▶ WHAT IS EXPECTED: Write the material out again in full, exactly.
— begin —
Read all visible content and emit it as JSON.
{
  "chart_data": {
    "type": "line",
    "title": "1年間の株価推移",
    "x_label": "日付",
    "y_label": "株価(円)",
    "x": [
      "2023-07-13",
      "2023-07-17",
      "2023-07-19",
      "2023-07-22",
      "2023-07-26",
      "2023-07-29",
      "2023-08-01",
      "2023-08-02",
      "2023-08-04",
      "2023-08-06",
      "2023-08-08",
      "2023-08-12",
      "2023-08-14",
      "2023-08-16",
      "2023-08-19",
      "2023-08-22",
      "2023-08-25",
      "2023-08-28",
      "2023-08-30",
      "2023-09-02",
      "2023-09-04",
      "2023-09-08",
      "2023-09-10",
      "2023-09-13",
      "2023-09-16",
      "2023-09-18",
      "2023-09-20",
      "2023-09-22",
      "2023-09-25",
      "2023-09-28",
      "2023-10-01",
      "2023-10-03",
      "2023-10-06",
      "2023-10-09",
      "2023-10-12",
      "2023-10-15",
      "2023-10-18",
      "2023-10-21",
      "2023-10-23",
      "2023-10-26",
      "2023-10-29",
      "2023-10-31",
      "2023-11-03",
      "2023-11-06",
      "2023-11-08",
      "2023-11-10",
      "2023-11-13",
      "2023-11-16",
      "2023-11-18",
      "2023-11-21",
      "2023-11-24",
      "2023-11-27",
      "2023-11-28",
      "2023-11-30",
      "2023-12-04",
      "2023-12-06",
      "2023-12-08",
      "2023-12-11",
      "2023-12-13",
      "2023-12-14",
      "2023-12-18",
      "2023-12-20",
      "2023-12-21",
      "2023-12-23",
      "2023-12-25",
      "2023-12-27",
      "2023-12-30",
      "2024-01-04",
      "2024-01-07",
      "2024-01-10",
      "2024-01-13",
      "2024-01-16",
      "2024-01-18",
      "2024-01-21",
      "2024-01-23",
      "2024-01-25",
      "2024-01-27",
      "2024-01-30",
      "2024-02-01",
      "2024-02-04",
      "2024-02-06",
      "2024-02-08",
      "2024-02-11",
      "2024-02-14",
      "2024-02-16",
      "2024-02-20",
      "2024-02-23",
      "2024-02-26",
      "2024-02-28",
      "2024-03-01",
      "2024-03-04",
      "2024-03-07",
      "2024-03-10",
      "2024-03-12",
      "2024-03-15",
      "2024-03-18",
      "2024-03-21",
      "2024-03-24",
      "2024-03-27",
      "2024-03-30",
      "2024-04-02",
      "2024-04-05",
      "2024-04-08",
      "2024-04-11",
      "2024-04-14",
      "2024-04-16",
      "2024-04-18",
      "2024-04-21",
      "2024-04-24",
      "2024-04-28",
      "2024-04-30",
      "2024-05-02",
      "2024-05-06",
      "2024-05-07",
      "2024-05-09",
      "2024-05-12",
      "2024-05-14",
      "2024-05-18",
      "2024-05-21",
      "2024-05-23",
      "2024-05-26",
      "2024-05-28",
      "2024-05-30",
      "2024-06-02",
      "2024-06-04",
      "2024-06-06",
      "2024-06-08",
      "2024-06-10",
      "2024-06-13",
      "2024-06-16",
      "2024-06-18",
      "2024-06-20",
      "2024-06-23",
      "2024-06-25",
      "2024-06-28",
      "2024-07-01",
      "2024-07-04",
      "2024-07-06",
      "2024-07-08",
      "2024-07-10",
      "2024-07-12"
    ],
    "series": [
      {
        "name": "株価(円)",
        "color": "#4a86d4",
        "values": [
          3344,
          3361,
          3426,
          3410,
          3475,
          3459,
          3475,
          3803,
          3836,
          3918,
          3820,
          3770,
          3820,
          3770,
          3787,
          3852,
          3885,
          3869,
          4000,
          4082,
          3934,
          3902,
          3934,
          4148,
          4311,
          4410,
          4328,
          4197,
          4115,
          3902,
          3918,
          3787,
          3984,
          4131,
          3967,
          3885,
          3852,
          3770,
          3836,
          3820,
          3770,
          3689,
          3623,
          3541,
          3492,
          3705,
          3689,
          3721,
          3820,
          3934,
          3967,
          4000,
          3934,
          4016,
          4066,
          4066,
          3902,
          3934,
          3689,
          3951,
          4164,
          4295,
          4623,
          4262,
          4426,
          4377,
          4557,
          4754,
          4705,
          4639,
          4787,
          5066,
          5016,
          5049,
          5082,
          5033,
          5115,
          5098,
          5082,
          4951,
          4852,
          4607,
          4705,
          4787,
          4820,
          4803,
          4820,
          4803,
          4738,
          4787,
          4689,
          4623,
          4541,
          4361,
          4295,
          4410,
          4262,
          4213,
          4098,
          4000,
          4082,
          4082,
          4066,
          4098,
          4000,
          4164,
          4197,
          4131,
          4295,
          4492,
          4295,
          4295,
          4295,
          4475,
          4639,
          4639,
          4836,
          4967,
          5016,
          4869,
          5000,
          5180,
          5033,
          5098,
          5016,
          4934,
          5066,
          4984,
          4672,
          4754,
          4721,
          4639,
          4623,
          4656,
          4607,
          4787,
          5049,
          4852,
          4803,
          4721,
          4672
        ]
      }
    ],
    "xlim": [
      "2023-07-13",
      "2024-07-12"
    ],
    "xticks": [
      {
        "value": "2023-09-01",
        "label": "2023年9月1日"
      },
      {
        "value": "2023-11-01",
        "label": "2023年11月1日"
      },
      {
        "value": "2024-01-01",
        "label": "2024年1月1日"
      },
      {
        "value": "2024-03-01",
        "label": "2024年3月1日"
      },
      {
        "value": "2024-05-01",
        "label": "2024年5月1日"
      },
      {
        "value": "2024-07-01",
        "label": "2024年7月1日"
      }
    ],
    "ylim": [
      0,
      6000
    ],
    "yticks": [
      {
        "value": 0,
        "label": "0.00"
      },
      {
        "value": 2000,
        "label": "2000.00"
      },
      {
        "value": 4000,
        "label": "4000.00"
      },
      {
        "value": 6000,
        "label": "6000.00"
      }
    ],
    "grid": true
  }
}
— end —
▶ FINAL RESULT:
Read all visible content and emit it as JSON.
{
  "chart_data": {
    "type": "line",
    "title": "1年間の株価推移",
    "x_label": "日付",
    "y_label": "株価(円)",
    "x": [
      "2023-07-13",
      "2023-07-17",
      "2023-07-19",
      "2023-07-22",
      "2023-07-26",
      "2023-07-29",
      "2023-08-01",
      "2023-08-02",
      "2023-08-04",
      "2023-08-06",
      "2023-08-08",
      "2023-08-12",
      "2023-08-14",
      "2023-08-16",
      "2023-08-19",
      "2023-08-22",
      "2023-08-25",
      "2023-08-28",
      "2023-08-30",
      "2023-09-02",
      "2023-09-04",
      "2023-09-08",
      "2023-09-10",
      "2023-09-13",
      "2023-09-16",
      "2023-09-18",
      "2023-09-20",
      "2023-09-22",
      "2023-09-25",
      "2023-09-28",
      "2023-10-01",
      "2023-10-03",
      "2023-10-06",
      "2023-10-09",
      "2023-10-12",
      "2023-10-15",
      "2023-10-18",
      "2023-10-21",
      "2023-10-23",
      "2023-10-26",
      "2023-10-29",
      "2023-10-31",
      "2023-11-03",
      "2023-11-06",
      "2023-11-08",
      "2023-11-10",
      "2023-11-13",
      "2023-11-16",
      "2023-11-18",
      "2023-11-21",
      "2023-11-24",
      "2023-11-27",
      "2023-11-28",
      "2023-11-30",
      "2023-12-04",
      "2023-12-06",
      "2023-12-08",
      "2023-12-11",
      "2023-12-13",
      "2023-12-14",
      "2023-12-18",
      "2023-12-20",
      "2023-12-21",
      "2023-12-23",
      "2023-12-25",
      "2023-12-27",
      "2023-12-30",
      "2024-01-04",
      "2024-01-07",
      "2024-01-10",
      "2024-01-13",
      "2024-01-16",
      "2024-01-18",
      "2024-01-21",
      "2024-01-23",
      "2024-01-25",
      "2024-01-27",
      "2024-01-30",
      "2024-02-01",
      "2024-02-04",
      "2024-02-06",
      "2024-02-08",
      "2024-02-11",
      "2024-02-14",
      "2024-02-16",
      "2024-02-20",
      "2024-02-23",
      "2024-02-26",
      "2024-02-28",
      "2024-03-01",
      "2024-03-04",
      "2024-03-07",
      "2024-03-10",
      "2024-03-12",
      "2024-03-15",
      "2024-03-18",
      "2024-03-21",
      "2024-03-24",
      "2024-03-27",
      "2024-03-30",
      "2024-04-02",
      "2024-04-05",
      "2024-04-08",
      "2024-04-11",
      "2024-04-14",
      "2024-04-16",
      "2024-04-18",
      "2024-04-21",
      "2024-04-24",
      "2024-04-28",
      "2024-04-30",
      "2024-05-02",
      "2024-05-06",
      "2024-05-07",
      "2024-05-09",
      "2024-05-12",
      "2024-05-14",
      "2024-05-18",
      "2024-05-21",
      "2024-05-23",
      "2024-05-26",
      "2024-05-28",
      "2024-05-30",
      "2024-06-02",
      "2024-06-04",
      "2024-06-06",
      "2024-06-08",
      "2024-06-10",
      "2024-06-13",
      "2024-06-16",
      "2024-06-18",
      "2024-06-20",
      "2024-06-23",
      "2024-06-25",
      "2024-06-28",
      "2024-07-01",
      "2024-07-04",
      "2024-07-06",
      "2024-07-08",
      "2024-07-10",
      "2024-07-12"
    ],
    "series": [
      {
        "name": "株価(円)",
        "color": "#4a86d4",
        "values": [
          3344,
          3361,
          3426,
          3410,
          3475,
          3459,
          3475,
          3803,
          3836,
          3918,
          3820,
          3770,
          3820,
          3770,
          3787,
          3852,
          3885,
          3869,
          4000,
          4082,
          3934,
          3902,
          3934,
          4148,
          4311,
          4410,
          4328,
          4197,
          4115,
          3902,
          3918,
          3787,
          3984,
          4131,
          3967,
          3885,
          3852,
          3770,
          3836,
          3820,
          3770,
          3689,
          3623,
          3541,
          3492,
          3705,
          3689,
          3721,
          3820,
          3934,
          3967,
          4000,
          3934,
          4016,
          4066,
          4066,
          3902,
          3934,
          3689,
          3951,
          4164,
          4295,
          4623,
          4262,
          4426,
          4377,
          4557,
          4754,
          4705,
          4639,
          4787,
          5066,
          5016,
          5049,
          5082,
          5033,
          5115,
          5098,
          5082,
          4951,
          4852,
          4607,
          4705,
          4787,
          4820,
          4803,
          4820,
          4803,
          4738,
          4787,
          4689,
          4623,
          4541,
          4361,
          4295,
          4410,
          4262,
          4213,
          4098,
          4000,
          4082,
          4082,
          4066,
          4098,
          4000,
          4164,
          4197,
          4131,
          4295,
          4492,
          4295,
          4295,
          4295,
          4475,
          4639,
          4639,
          4836,
          4967,
          5016,
          4869,
          5000,
          5180,
          5033,
          5098,
          5016,
          4934,
          5066,
          4984,
          4672,
          4754,
          4721,
          4639,
          4623,
          4656,
          4607,
          4787,
          5049,
          4852,
          4803,
          4721,
          4672
        ]
      }
    ],
    "xlim": [
      "2023-07-13",
      "2024-07-12"
    ],
    "xticks": [
      {
        "value": "2023-09-01",
        "label": "2023年9月1日"
      },
      {
        "value": "2023-11-01",
        "label": "2023年11月1日"
      },
      {
        "value": "2024-01-01",
        "label": "2024年1月1日"
      },
      {
        "value": "2024-03-01",
        "label": "2024年3月1日"
      },
      {
        "value": "2024-05-01",
        "label": "2024年5月1日"
      },
      {
        "value": "2024-07-01",
        "label": "2024年7月1日"
      }
    ],
    "ylim": [
      0,
      6000
    ],
    "yticks": [
      {
        "value": 0,
        "label": "0.00"
      },
      {
        "value": 2000,
        "label": "2000.00"
      },
      {
        "value": 4000,
        "label": "4000.00"
      },
      {
        "value": 6000,
        "label": "6000.00"
      }
    ],
    "grid": true
  }
}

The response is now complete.